Task » Show every line containing "Windrichtung" by copying it.

Material »

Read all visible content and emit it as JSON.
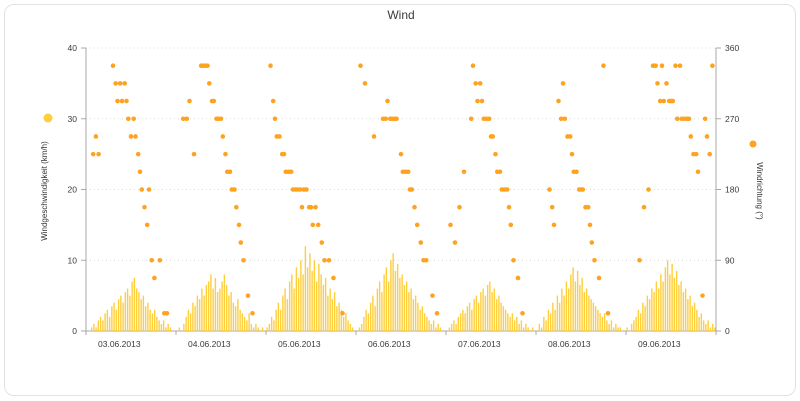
{
  "chart_data": {
    "type": "combo",
    "title": "Wind",
    "left_axis": {
      "label": "Windgeschwindigkeit (km/h)",
      "min": 0,
      "max": 40,
      "ticks": [
        0,
        10,
        20,
        30,
        40
      ]
    },
    "right_axis": {
      "label": "Windrichtung (°)",
      "min": 0,
      "max": 360,
      "ticks": [
        0,
        90,
        180,
        270,
        360
      ]
    },
    "x_labels": [
      "03.06.2013",
      "04.06.2013",
      "05.06.2013",
      "06.06.2013",
      "07.06.2013",
      "08.06.2013",
      "09.06.2013"
    ],
    "grid": "horizontal-dotted",
    "series": [
      {
        "name": "Windgeschwindigkeit",
        "type": "bar",
        "axis": "left",
        "color": "#FFCE3C",
        "values_per_day": [
          [
            0,
            0,
            0.5,
            1,
            0.5,
            1.5,
            2,
            1.5,
            2.5,
            3,
            2,
            3.5,
            4,
            3,
            4.5,
            5,
            4,
            5.5,
            6,
            5,
            7,
            7.5,
            6,
            5.5,
            4.5,
            5,
            3.5,
            4,
            3,
            2.5,
            3,
            2,
            1.5,
            1,
            1.5,
            0.5,
            1,
            0.5,
            0,
            0
          ],
          [
            0,
            0.5,
            0,
            1,
            2,
            3,
            2.5,
            4,
            3.5,
            5,
            4.5,
            6,
            5,
            6.5,
            7,
            8,
            6,
            7.5,
            5.5,
            6,
            7,
            8,
            6.5,
            5,
            5.5,
            4,
            3.5,
            4.5,
            3,
            2.5,
            2,
            1.5,
            2.5,
            1,
            0.5,
            1,
            0.5,
            0,
            0.5,
            0
          ],
          [
            0.5,
            1,
            2,
            1.5,
            3,
            4,
            3,
            5,
            6,
            4.5,
            7,
            8,
            6,
            9,
            7.5,
            10,
            8,
            12,
            9,
            11,
            8.5,
            10,
            7,
            9.5,
            8,
            6.5,
            7.5,
            5,
            6,
            4.5,
            5.5,
            3.5,
            4,
            3,
            2,
            2.5,
            1.5,
            1,
            0.5,
            0
          ],
          [
            0,
            0.5,
            1,
            2,
            3,
            2.5,
            4,
            5,
            3.5,
            6,
            7,
            5.5,
            8,
            9,
            7,
            10,
            11,
            8.5,
            9.5,
            7.5,
            8,
            6.5,
            7,
            5.5,
            6,
            4.5,
            5,
            4,
            3,
            3.5,
            2.5,
            2,
            1.5,
            1,
            1.5,
            0.5,
            1,
            0.5,
            0,
            0
          ],
          [
            0,
            0.5,
            1,
            1.5,
            1,
            2,
            2.5,
            3,
            2.5,
            3.5,
            4,
            3,
            4.5,
            5,
            4,
            5.5,
            6,
            5,
            6.5,
            7,
            5.5,
            6,
            4.5,
            5,
            4,
            3.5,
            3,
            2.5,
            2,
            2.5,
            1.5,
            2,
            1,
            1.5,
            0.5,
            1,
            0.5,
            0,
            0.5,
            0
          ],
          [
            0,
            1,
            0.5,
            2,
            1.5,
            3,
            2.5,
            4,
            3,
            5,
            4,
            6,
            5,
            7,
            6,
            8,
            9,
            7,
            8.5,
            6.5,
            7.5,
            5.5,
            6,
            5,
            4.5,
            4,
            3.5,
            3,
            2.5,
            2,
            2.5,
            1.5,
            1,
            1.5,
            0.5,
            1,
            0.5,
            0.5,
            0,
            0
          ],
          [
            0.5,
            0,
            1,
            1.5,
            2,
            3,
            2.5,
            4,
            3.5,
            5,
            4.5,
            6,
            5.5,
            7,
            6,
            8,
            7,
            9,
            10,
            8,
            9.5,
            7.5,
            8.5,
            6.5,
            7,
            5.5,
            6,
            4.5,
            5,
            3.5,
            4,
            3,
            2,
            2.5,
            1.5,
            1,
            1.5,
            0.5,
            1,
            0.5
          ]
        ]
      },
      {
        "name": "Windrichtung",
        "type": "scatter",
        "axis": "right",
        "color": "#FFA21F",
        "points": [
          [
            0.08,
            225
          ],
          [
            0.11,
            247.5
          ],
          [
            0.14,
            225
          ],
          [
            0.3,
            337.5
          ],
          [
            0.33,
            315
          ],
          [
            0.35,
            292.5
          ],
          [
            0.38,
            315
          ],
          [
            0.4,
            292.5
          ],
          [
            0.43,
            315
          ],
          [
            0.45,
            292.5
          ],
          [
            0.47,
            270
          ],
          [
            0.5,
            247.5
          ],
          [
            0.53,
            270
          ],
          [
            0.55,
            247.5
          ],
          [
            0.58,
            225
          ],
          [
            0.6,
            202.5
          ],
          [
            0.62,
            180
          ],
          [
            0.65,
            157.5
          ],
          [
            0.68,
            135
          ],
          [
            0.7,
            180
          ],
          [
            0.73,
            90
          ],
          [
            0.76,
            67.5
          ],
          [
            0.82,
            90
          ],
          [
            0.87,
            22.5
          ],
          [
            0.9,
            22.5
          ],
          [
            1.08,
            270
          ],
          [
            1.12,
            270
          ],
          [
            1.15,
            292.5
          ],
          [
            1.2,
            225
          ],
          [
            1.28,
            337.5
          ],
          [
            1.3,
            337.5
          ],
          [
            1.32,
            337.5
          ],
          [
            1.35,
            337.5
          ],
          [
            1.37,
            315
          ],
          [
            1.4,
            292.5
          ],
          [
            1.42,
            292.5
          ],
          [
            1.45,
            270
          ],
          [
            1.47,
            270
          ],
          [
            1.5,
            270
          ],
          [
            1.52,
            247.5
          ],
          [
            1.55,
            225
          ],
          [
            1.57,
            202.5
          ],
          [
            1.6,
            202.5
          ],
          [
            1.62,
            180
          ],
          [
            1.65,
            180
          ],
          [
            1.67,
            157.5
          ],
          [
            1.7,
            135
          ],
          [
            1.72,
            112.5
          ],
          [
            1.75,
            90
          ],
          [
            1.8,
            45
          ],
          [
            1.85,
            22.5
          ],
          [
            2.05,
            337.5
          ],
          [
            2.08,
            292.5
          ],
          [
            2.1,
            270
          ],
          [
            2.12,
            247.5
          ],
          [
            2.15,
            247.5
          ],
          [
            2.18,
            225
          ],
          [
            2.2,
            225
          ],
          [
            2.22,
            202.5
          ],
          [
            2.25,
            202.5
          ],
          [
            2.28,
            202.5
          ],
          [
            2.3,
            180
          ],
          [
            2.33,
            180
          ],
          [
            2.35,
            180
          ],
          [
            2.38,
            180
          ],
          [
            2.4,
            157.5
          ],
          [
            2.42,
            180
          ],
          [
            2.45,
            180
          ],
          [
            2.48,
            157.5
          ],
          [
            2.5,
            157.5
          ],
          [
            2.52,
            135
          ],
          [
            2.55,
            157.5
          ],
          [
            2.58,
            135
          ],
          [
            2.62,
            112.5
          ],
          [
            2.65,
            90
          ],
          [
            2.7,
            90
          ],
          [
            2.75,
            67.5
          ],
          [
            2.85,
            22.5
          ],
          [
            3.05,
            337.5
          ],
          [
            3.1,
            315
          ],
          [
            3.2,
            247.5
          ],
          [
            3.3,
            270
          ],
          [
            3.33,
            270
          ],
          [
            3.35,
            292.5
          ],
          [
            3.38,
            270
          ],
          [
            3.4,
            270
          ],
          [
            3.43,
            270
          ],
          [
            3.45,
            270
          ],
          [
            3.5,
            225
          ],
          [
            3.52,
            202.5
          ],
          [
            3.55,
            202.5
          ],
          [
            3.58,
            202.5
          ],
          [
            3.6,
            180
          ],
          [
            3.62,
            180
          ],
          [
            3.65,
            157.5
          ],
          [
            3.68,
            135
          ],
          [
            3.72,
            112.5
          ],
          [
            3.75,
            90
          ],
          [
            3.78,
            90
          ],
          [
            3.85,
            45
          ],
          [
            3.9,
            22.5
          ],
          [
            4.05,
            135
          ],
          [
            4.1,
            112.5
          ],
          [
            4.15,
            157.5
          ],
          [
            4.2,
            202.5
          ],
          [
            4.28,
            270
          ],
          [
            4.3,
            337.5
          ],
          [
            4.33,
            315
          ],
          [
            4.35,
            292.5
          ],
          [
            4.38,
            315
          ],
          [
            4.4,
            292.5
          ],
          [
            4.42,
            270
          ],
          [
            4.45,
            270
          ],
          [
            4.48,
            270
          ],
          [
            4.5,
            247.5
          ],
          [
            4.52,
            247.5
          ],
          [
            4.55,
            225
          ],
          [
            4.57,
            202.5
          ],
          [
            4.6,
            202.5
          ],
          [
            4.62,
            180
          ],
          [
            4.65,
            180
          ],
          [
            4.68,
            180
          ],
          [
            4.7,
            157.5
          ],
          [
            4.72,
            135
          ],
          [
            4.75,
            90
          ],
          [
            4.8,
            67.5
          ],
          [
            4.85,
            22.5
          ],
          [
            5.15,
            180
          ],
          [
            5.18,
            157.5
          ],
          [
            5.2,
            135
          ],
          [
            5.25,
            292.5
          ],
          [
            5.28,
            270
          ],
          [
            5.3,
            315
          ],
          [
            5.32,
            270
          ],
          [
            5.35,
            247.5
          ],
          [
            5.38,
            247.5
          ],
          [
            5.4,
            225
          ],
          [
            5.42,
            202.5
          ],
          [
            5.45,
            202.5
          ],
          [
            5.48,
            180
          ],
          [
            5.5,
            180
          ],
          [
            5.52,
            180
          ],
          [
            5.55,
            157.5
          ],
          [
            5.58,
            157.5
          ],
          [
            5.6,
            135
          ],
          [
            5.62,
            112.5
          ],
          [
            5.65,
            90
          ],
          [
            5.7,
            67.5
          ],
          [
            5.75,
            337.5
          ],
          [
            5.8,
            22.5
          ],
          [
            6.15,
            90
          ],
          [
            6.2,
            157.5
          ],
          [
            6.25,
            180
          ],
          [
            6.3,
            337.5
          ],
          [
            6.33,
            337.5
          ],
          [
            6.35,
            315
          ],
          [
            6.38,
            292.5
          ],
          [
            6.4,
            337.5
          ],
          [
            6.42,
            292.5
          ],
          [
            6.45,
            315
          ],
          [
            6.48,
            292.5
          ],
          [
            6.5,
            292.5
          ],
          [
            6.52,
            292.5
          ],
          [
            6.55,
            337.5
          ],
          [
            6.57,
            270
          ],
          [
            6.6,
            337.5
          ],
          [
            6.62,
            270
          ],
          [
            6.65,
            270
          ],
          [
            6.68,
            270
          ],
          [
            6.7,
            270
          ],
          [
            6.72,
            247.5
          ],
          [
            6.75,
            225
          ],
          [
            6.78,
            225
          ],
          [
            6.8,
            202.5
          ],
          [
            6.85,
            45
          ],
          [
            6.88,
            270
          ],
          [
            6.9,
            247.5
          ],
          [
            6.93,
            225
          ],
          [
            6.96,
            337.5
          ]
        ]
      }
    ]
  },
  "style": {
    "grid_color": "#dcdcdc",
    "axis_color": "#a8a8a8",
    "text_color": "#3a3a3a"
  }
}
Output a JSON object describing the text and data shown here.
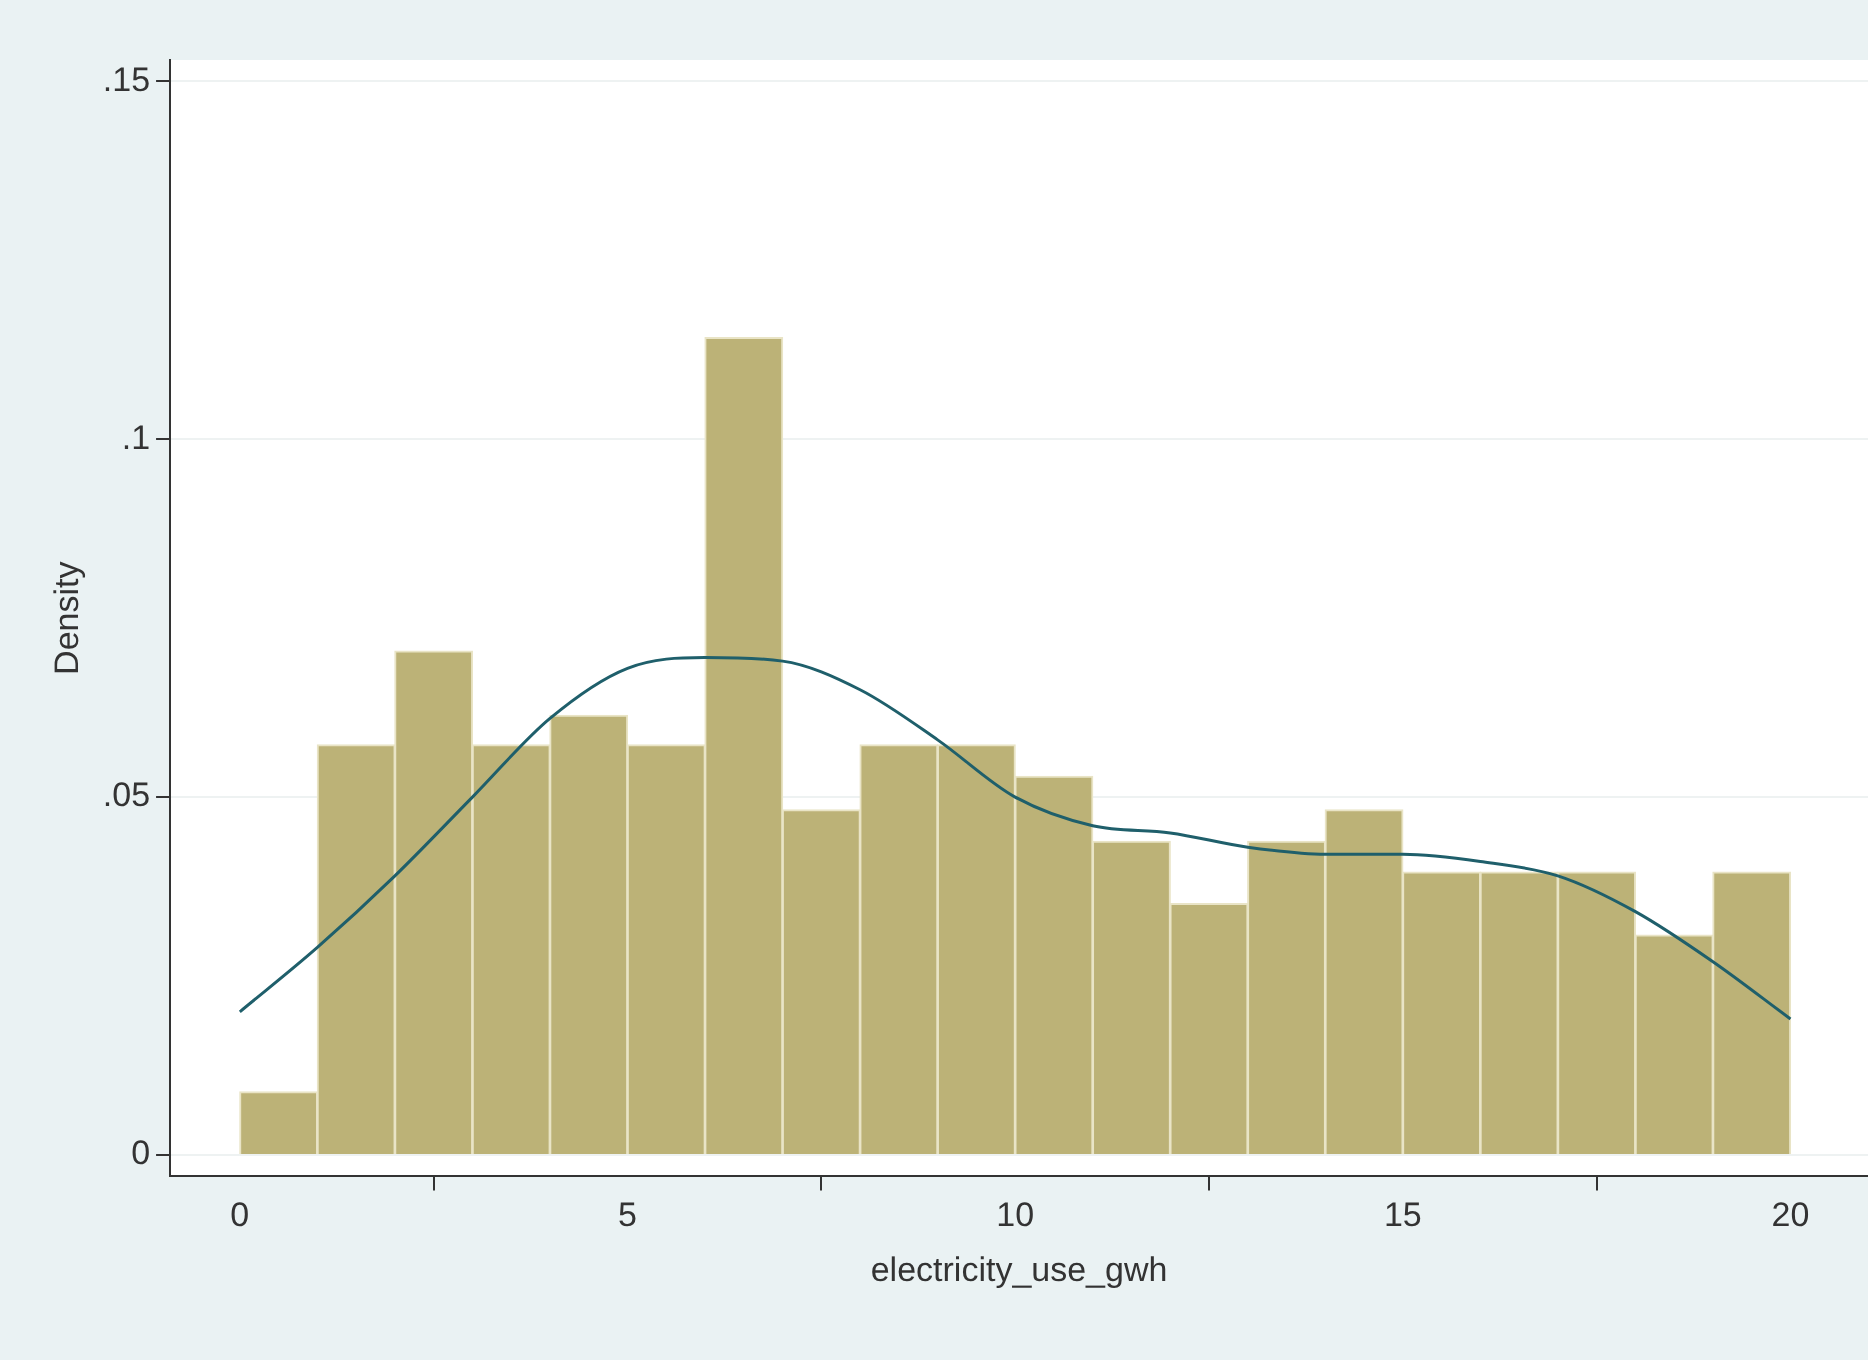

Response below »
      "label": "Windrichtung (°)",
        "name": "Windrichtung",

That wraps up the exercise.